[BEGIN Supplied entries]

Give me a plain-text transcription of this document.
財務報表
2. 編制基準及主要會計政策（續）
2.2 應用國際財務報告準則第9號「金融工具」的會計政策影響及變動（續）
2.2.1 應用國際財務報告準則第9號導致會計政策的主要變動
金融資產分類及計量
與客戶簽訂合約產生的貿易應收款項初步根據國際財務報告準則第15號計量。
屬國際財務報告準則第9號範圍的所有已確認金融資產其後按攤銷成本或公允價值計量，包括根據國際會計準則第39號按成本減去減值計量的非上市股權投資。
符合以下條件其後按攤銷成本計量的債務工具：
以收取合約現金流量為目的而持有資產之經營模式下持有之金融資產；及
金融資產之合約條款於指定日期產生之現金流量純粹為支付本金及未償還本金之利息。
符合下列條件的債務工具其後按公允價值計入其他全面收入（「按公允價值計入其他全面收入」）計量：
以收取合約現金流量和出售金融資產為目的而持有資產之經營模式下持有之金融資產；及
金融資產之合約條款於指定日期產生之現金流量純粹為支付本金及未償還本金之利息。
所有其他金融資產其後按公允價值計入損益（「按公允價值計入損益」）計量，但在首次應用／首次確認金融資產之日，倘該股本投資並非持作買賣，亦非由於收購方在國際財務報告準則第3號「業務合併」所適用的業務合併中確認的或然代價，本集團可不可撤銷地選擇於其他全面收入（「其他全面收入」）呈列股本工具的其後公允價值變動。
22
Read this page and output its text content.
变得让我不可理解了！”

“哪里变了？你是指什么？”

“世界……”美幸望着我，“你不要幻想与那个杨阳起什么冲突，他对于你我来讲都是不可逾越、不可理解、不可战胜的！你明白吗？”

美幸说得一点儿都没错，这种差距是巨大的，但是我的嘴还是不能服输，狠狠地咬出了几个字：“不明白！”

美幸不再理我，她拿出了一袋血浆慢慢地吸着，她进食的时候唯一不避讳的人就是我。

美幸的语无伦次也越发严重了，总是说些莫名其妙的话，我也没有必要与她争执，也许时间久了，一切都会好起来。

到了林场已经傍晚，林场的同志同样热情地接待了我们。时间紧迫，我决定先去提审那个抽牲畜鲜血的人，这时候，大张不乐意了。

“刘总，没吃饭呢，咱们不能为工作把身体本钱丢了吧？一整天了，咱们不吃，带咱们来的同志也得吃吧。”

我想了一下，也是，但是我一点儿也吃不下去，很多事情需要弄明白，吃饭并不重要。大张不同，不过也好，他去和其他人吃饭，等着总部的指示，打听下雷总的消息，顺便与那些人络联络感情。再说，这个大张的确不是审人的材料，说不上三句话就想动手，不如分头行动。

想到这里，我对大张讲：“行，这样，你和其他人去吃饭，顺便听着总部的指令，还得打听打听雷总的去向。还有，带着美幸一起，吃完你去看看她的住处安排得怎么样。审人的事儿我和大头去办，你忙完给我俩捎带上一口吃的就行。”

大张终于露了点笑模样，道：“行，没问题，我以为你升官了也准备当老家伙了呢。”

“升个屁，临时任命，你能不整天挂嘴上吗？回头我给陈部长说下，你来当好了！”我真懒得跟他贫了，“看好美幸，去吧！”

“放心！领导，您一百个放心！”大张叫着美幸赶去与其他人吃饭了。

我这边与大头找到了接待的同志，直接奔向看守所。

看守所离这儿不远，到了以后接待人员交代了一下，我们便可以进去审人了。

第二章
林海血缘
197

[END Supplied entries]

Instructions to follow> Set down all of the entries exactly, please.

Task output>
Give me a plain-text transcription of this document.
財務報表
2. 編制基準及主要會計政策（續）
2.2 應用國際財務報告準則第9號「金融工具」的會計政策影響及變動（續）
2.2.1 應用國際財務報告準則第9號導致會計政策的主要變動
金融資產分類及計量
與客戶簽訂合約產生的貿易應收款項初步根據國際財務報告準則第15號計量。
屬國際財務報告準則第9號範圍的所有已確認金融資產其後按攤銷成本或公允價值計量，包括根據國際會計準則第39號按成本減去減值計量的非上市股權投資。
符合以下條件其後按攤銷成本計量的債務工具：
以收取合約現金流量為目的而持有資產之經營模式下持有之金融資產；及
金融資產之合約條款於指定日期產生之現金流量純粹為支付本金及未償還本金之利息。
符合下列條件的債務工具其後按公允價值計入其他全面收入（「按公允價值計入其他全面收入」）計量：
以收取合約現金流量和出售金融資產為目的而持有資產之經營模式下持有之金融資產；及
金融資產之合約條款於指定日期產生之現金流量純粹為支付本金及未償還本金之利息。
所有其他金融資產其後按公允價值計入損益（「按公允價值計入損益」）計量，但在首次應用／首次確認金融資產之日，倘該股本投資並非持作買賣，亦非由於收購方在國際財務報告準則第3號「業務合併」所適用的業務合併中確認的或然代價，本集團可不可撤銷地選擇於其他全面收入（「其他全面收入」）呈列股本工具的其後公允價值變動。
22
Read this page and output its text content.
变得让我不可理解了！”

“哪里变了？你是指什么？”

“世界……”美幸望着我，“你不要幻想与那个杨阳起什么冲突，他对于你我来讲都是不可逾越、不可理解、不可战胜的！你明白吗？”

美幸说得一点儿都没错，这种差距是巨大的，但是我的嘴还是不能服输，狠狠地咬出了几个字：“不明白！”

美幸不再理我，她拿出了一袋血浆慢慢地吸着，她进食的时候唯一不避讳的人就是我。

美幸的语无伦次也越发严重了，总是说些莫名其妙的话，我也没有必要与她争执，也许时间久了，一切都会好起来。

到了林场已经傍晚，林场的同志同样热情地接待了我们。时间紧迫，我决定先去提审那个抽牲畜鲜血的人，这时候，大张不乐意了。

“刘总，没吃饭呢，咱们不能为工作把身体本钱丢了吧？一整天了，咱们不吃，带咱们来的同志也得吃吧。”

我想了一下，也是，但是我一点儿也吃不下去，很多事情需要弄明白，吃饭并不重要。大张不同，不过也好，他去和其他人吃饭，等着总部的指示，打听下雷总的消息，顺便与那些人络联络感情。再说，这个大张的确不是审人的材料，说不上三句话就想动手，不如分头行动。

想到这里，我对大张讲：“行，这样，你和其他人去吃饭，顺便听着总部的指令，还得打听打听雷总的去向。还有，带着美幸一起，吃完你去看看她的住处安排得怎么样。审人的事儿我和大头去办，你忙完给我俩捎带上一口吃的就行。”

大张终于露了点笑模样，道：“行，没问题，我以为你升官了也准备当老家伙了呢。”

“升个屁，临时任命，你能不整天挂嘴上吗？回头我给陈部长说下，你来当好了！”我真懒得跟他贫了，“看好美幸，去吧！”

“放心！领导，您一百个放心！”大张叫着美幸赶去与其他人吃饭了。

我这边与大头找到了接待的同志，直接奔向看守所。

看守所离这儿不远，到了以后接待人员交代了一下，我们便可以进去审人了。

第二章
林海血缘
197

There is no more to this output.